+++ DATA RECORDS +++

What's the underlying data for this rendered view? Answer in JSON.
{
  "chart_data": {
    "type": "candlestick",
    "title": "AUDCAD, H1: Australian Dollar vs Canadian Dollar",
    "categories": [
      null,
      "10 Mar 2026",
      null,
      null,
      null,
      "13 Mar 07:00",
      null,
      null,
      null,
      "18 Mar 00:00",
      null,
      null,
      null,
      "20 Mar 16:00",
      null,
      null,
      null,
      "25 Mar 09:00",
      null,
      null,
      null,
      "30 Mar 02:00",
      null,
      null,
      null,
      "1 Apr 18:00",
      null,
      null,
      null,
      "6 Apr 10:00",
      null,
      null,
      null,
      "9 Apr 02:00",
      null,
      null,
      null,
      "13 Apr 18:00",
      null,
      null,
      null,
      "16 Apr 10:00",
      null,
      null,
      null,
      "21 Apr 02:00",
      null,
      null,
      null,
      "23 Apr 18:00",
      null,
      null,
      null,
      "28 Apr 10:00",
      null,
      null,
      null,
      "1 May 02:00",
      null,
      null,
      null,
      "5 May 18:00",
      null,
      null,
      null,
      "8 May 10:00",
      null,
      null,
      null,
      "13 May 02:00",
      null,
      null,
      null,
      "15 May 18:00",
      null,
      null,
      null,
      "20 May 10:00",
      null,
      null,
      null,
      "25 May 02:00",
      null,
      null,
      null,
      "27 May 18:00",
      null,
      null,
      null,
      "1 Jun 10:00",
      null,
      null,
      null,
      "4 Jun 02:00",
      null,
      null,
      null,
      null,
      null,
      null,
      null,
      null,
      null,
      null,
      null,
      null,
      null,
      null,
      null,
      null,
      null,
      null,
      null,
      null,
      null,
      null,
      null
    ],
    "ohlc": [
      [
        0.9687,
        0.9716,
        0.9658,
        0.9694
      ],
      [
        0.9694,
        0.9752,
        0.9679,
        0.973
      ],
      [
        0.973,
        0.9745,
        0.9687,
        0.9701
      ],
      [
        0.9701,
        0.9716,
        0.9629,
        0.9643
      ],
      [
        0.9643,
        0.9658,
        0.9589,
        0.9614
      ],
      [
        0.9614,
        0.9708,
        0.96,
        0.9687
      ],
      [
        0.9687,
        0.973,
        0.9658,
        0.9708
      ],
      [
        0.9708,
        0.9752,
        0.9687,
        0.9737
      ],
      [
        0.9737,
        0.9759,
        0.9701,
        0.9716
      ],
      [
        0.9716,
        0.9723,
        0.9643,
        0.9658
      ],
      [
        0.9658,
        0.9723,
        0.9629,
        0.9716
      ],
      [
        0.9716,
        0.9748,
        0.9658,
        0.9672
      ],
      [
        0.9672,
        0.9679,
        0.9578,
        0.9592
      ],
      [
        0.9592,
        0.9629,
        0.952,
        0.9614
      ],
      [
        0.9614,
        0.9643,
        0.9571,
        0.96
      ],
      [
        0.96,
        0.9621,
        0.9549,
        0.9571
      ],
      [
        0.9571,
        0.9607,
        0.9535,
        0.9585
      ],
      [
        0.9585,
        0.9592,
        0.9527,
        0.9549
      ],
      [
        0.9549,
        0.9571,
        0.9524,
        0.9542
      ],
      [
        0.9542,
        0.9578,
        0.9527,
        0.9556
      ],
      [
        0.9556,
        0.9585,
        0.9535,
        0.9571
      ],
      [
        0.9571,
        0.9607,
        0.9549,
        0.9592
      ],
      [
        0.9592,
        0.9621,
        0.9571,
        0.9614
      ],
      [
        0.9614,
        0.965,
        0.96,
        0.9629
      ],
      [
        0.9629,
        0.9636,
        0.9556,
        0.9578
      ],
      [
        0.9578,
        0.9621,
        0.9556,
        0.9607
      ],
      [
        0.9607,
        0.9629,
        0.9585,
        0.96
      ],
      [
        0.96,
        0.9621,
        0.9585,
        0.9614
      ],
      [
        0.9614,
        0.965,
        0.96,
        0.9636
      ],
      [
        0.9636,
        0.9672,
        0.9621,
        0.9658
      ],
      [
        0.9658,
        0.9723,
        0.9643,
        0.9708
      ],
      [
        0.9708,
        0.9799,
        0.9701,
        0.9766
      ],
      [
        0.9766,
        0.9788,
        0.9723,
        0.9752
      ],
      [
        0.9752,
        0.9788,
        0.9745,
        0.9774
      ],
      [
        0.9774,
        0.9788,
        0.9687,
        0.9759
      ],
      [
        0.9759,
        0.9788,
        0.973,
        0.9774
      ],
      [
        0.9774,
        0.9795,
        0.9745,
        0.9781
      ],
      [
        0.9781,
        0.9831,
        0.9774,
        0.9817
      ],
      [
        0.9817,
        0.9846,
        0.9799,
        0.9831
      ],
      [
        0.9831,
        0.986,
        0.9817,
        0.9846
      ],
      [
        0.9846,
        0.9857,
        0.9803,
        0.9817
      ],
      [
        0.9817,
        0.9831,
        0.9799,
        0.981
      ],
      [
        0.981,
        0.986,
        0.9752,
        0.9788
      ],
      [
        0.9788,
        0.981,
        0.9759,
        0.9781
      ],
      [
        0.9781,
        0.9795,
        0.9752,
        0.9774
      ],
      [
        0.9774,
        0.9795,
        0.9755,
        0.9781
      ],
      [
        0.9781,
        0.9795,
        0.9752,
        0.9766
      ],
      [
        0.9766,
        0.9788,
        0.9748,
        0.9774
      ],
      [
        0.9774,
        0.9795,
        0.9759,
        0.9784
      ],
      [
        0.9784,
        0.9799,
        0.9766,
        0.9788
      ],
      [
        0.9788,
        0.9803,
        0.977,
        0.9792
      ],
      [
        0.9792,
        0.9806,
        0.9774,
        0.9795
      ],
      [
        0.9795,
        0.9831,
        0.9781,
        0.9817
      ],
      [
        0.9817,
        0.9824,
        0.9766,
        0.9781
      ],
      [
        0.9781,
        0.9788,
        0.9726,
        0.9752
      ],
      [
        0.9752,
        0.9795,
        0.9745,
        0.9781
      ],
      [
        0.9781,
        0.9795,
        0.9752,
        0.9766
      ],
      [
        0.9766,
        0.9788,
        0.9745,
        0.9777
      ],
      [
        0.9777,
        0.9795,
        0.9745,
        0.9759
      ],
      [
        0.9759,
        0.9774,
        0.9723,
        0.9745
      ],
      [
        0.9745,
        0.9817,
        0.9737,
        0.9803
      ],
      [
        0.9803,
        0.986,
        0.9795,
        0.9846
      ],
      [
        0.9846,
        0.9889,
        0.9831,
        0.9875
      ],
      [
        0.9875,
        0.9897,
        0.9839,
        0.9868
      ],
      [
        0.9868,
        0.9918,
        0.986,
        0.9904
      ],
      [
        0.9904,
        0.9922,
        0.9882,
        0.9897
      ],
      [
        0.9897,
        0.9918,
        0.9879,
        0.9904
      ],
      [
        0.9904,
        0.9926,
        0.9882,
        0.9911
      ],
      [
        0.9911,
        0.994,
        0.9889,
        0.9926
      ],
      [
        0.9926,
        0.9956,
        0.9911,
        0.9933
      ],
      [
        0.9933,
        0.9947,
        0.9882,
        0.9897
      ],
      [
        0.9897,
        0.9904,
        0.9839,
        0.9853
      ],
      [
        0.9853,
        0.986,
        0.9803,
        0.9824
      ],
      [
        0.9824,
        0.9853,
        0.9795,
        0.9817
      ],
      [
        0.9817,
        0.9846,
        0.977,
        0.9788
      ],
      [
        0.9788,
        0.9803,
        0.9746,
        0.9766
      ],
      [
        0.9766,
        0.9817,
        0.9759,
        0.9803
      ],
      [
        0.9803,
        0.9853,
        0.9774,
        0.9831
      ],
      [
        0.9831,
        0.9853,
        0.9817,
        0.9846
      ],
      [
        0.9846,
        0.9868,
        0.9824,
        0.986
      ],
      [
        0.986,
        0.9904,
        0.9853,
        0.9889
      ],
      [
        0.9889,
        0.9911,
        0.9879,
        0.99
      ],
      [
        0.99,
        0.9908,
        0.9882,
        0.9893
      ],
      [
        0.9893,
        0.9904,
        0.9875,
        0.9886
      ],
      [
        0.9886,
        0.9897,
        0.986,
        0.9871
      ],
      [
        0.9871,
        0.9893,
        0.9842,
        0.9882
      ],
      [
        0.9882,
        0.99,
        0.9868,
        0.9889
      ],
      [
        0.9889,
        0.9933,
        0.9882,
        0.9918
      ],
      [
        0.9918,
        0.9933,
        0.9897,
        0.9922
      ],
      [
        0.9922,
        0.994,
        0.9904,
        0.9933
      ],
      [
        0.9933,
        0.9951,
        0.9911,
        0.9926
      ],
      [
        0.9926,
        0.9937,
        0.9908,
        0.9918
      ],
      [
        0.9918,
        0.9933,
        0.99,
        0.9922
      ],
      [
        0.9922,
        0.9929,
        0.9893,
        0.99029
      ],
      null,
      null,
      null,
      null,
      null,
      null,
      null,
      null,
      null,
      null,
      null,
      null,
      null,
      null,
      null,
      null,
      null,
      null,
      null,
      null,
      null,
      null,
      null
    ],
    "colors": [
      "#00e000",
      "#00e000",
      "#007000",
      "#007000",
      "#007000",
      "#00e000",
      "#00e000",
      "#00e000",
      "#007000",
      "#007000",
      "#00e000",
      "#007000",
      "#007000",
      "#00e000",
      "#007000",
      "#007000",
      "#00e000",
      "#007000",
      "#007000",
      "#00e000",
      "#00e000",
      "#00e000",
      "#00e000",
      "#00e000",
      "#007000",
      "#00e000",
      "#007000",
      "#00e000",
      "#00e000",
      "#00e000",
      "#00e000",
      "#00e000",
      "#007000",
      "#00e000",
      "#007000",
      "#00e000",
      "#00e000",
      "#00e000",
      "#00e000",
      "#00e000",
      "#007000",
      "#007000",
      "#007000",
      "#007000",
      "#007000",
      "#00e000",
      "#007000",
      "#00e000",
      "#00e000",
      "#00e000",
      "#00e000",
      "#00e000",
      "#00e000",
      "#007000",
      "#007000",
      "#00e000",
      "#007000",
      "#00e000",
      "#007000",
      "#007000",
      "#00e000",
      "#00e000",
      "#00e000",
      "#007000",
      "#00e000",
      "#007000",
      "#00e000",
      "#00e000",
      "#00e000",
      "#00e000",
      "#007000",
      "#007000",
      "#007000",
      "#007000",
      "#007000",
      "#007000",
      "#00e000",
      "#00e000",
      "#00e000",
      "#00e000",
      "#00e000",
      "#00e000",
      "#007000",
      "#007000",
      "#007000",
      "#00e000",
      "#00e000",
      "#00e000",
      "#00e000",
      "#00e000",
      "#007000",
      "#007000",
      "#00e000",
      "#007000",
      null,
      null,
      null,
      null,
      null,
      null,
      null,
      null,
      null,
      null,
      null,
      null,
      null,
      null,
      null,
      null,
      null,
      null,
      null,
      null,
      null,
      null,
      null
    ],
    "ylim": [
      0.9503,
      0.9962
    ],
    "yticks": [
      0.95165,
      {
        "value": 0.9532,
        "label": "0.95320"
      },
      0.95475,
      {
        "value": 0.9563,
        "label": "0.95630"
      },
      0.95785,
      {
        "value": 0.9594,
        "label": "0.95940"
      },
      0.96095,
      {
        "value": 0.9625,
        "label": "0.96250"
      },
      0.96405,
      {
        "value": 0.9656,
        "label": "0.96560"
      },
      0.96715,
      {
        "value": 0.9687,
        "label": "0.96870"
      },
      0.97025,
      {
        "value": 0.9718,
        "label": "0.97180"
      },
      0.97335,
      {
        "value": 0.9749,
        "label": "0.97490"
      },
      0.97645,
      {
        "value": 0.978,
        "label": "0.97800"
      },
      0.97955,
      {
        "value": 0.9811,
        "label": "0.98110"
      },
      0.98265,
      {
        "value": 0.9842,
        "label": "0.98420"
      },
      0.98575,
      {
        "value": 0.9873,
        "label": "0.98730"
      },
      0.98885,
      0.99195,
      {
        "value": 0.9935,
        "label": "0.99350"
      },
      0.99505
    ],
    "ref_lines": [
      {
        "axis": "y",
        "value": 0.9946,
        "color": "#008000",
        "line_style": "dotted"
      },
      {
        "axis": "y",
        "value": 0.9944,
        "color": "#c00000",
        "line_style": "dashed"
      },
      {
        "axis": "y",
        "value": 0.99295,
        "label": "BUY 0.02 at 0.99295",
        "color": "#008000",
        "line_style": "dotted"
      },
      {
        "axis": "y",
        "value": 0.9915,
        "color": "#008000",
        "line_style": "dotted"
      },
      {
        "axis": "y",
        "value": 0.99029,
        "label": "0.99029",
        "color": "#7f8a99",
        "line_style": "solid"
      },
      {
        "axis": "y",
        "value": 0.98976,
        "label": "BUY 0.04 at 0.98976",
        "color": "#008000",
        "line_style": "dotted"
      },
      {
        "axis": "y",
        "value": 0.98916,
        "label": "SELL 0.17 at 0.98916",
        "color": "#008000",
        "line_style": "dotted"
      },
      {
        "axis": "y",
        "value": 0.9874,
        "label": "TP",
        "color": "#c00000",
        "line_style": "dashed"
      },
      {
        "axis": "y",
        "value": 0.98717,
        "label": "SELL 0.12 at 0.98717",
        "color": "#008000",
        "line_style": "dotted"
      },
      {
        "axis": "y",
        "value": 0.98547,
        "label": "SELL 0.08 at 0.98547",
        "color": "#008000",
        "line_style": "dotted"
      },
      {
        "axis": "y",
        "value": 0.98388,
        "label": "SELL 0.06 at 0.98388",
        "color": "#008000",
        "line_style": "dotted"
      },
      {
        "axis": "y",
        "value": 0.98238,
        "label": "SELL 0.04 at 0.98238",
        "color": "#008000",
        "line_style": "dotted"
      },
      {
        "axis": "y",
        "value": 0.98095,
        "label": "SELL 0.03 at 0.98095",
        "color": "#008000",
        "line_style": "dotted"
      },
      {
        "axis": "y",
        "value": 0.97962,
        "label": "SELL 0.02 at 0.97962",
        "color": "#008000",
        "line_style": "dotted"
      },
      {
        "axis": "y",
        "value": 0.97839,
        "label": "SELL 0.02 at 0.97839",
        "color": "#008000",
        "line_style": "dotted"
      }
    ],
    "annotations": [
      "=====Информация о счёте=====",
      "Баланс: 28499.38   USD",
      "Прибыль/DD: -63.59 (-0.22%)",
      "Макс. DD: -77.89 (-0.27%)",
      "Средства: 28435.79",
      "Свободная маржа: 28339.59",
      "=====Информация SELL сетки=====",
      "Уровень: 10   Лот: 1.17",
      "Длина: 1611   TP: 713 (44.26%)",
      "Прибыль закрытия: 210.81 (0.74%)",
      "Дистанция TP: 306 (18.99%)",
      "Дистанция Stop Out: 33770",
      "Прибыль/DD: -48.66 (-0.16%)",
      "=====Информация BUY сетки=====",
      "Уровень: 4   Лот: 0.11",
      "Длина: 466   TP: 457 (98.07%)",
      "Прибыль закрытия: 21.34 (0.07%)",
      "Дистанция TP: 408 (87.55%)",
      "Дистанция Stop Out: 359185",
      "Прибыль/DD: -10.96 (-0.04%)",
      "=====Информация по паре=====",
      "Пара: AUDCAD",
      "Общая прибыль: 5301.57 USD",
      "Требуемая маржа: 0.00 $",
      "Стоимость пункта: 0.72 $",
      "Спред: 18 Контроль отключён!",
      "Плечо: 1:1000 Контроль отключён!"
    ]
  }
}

+++

» **YOUR INSTRUCTIONS**:
From the entries, copy out each line containing the word "Контроль".

» **WORKED ANSWER**:
      "Спред: 18 Контроль отключён!",
      "Плечо: 1:1000 Контроль отключён!"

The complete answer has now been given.